TASK INSTRUCTIONS:
Pull every line with the word "user" out of the entries below.

EXTRACTED MATERIAL:
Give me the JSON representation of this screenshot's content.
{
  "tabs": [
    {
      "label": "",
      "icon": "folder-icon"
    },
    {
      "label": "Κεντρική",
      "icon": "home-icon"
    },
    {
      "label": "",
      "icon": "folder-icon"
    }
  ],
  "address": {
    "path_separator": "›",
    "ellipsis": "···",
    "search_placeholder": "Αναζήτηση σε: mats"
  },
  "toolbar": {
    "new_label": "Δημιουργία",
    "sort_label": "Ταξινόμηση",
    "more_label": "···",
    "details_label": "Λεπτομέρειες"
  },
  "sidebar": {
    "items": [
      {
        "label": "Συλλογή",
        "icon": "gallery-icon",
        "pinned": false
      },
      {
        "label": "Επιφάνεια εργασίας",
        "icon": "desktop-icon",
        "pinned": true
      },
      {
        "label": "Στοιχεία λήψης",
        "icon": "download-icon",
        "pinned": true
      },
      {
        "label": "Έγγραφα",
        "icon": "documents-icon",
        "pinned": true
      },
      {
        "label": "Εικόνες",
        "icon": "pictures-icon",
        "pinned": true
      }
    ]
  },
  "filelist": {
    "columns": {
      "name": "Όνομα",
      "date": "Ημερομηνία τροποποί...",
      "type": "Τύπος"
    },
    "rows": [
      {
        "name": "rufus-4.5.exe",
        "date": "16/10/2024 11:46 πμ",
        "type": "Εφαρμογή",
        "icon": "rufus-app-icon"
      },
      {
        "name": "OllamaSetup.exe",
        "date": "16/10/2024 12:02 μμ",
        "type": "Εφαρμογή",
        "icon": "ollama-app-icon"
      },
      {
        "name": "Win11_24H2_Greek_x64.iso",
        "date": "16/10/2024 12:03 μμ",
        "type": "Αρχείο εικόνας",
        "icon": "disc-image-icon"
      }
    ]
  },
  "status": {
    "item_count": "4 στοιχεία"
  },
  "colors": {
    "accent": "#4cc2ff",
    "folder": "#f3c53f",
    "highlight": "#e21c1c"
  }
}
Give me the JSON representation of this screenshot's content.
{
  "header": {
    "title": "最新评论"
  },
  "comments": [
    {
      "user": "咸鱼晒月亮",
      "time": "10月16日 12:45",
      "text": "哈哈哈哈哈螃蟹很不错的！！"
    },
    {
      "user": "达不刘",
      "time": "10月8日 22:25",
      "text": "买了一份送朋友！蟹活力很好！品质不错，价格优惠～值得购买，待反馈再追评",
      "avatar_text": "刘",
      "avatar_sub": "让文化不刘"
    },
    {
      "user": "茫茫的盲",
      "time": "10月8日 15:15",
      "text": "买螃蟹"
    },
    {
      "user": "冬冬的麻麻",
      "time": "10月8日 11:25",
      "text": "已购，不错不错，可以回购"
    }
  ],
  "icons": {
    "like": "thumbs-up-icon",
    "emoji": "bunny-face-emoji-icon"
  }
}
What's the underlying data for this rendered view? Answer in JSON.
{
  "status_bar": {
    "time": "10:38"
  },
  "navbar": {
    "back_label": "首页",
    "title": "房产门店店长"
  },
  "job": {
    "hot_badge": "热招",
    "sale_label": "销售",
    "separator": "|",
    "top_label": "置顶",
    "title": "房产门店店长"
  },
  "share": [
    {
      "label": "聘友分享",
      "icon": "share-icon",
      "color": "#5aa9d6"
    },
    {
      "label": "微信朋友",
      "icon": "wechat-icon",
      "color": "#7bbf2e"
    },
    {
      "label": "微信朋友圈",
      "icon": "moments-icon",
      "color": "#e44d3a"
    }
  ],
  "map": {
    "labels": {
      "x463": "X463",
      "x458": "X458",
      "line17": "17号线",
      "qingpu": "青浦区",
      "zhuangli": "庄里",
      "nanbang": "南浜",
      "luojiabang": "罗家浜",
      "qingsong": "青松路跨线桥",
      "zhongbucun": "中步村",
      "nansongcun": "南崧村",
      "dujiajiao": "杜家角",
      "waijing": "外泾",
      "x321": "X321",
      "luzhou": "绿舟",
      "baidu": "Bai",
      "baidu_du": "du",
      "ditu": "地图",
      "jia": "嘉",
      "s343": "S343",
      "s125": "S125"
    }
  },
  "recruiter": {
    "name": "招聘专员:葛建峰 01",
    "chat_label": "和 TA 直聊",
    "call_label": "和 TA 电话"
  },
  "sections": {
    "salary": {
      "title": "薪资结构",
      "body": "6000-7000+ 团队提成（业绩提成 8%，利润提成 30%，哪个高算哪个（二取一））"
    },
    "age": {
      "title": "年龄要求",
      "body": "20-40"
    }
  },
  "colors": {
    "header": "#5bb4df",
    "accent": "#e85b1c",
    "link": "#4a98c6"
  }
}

TASK ANSWER:
      "user": "咸鱼晒月亮",
      "user": "达不刘",
      "user": "茫茫的盲",
      "user": "冬冬的麻麻",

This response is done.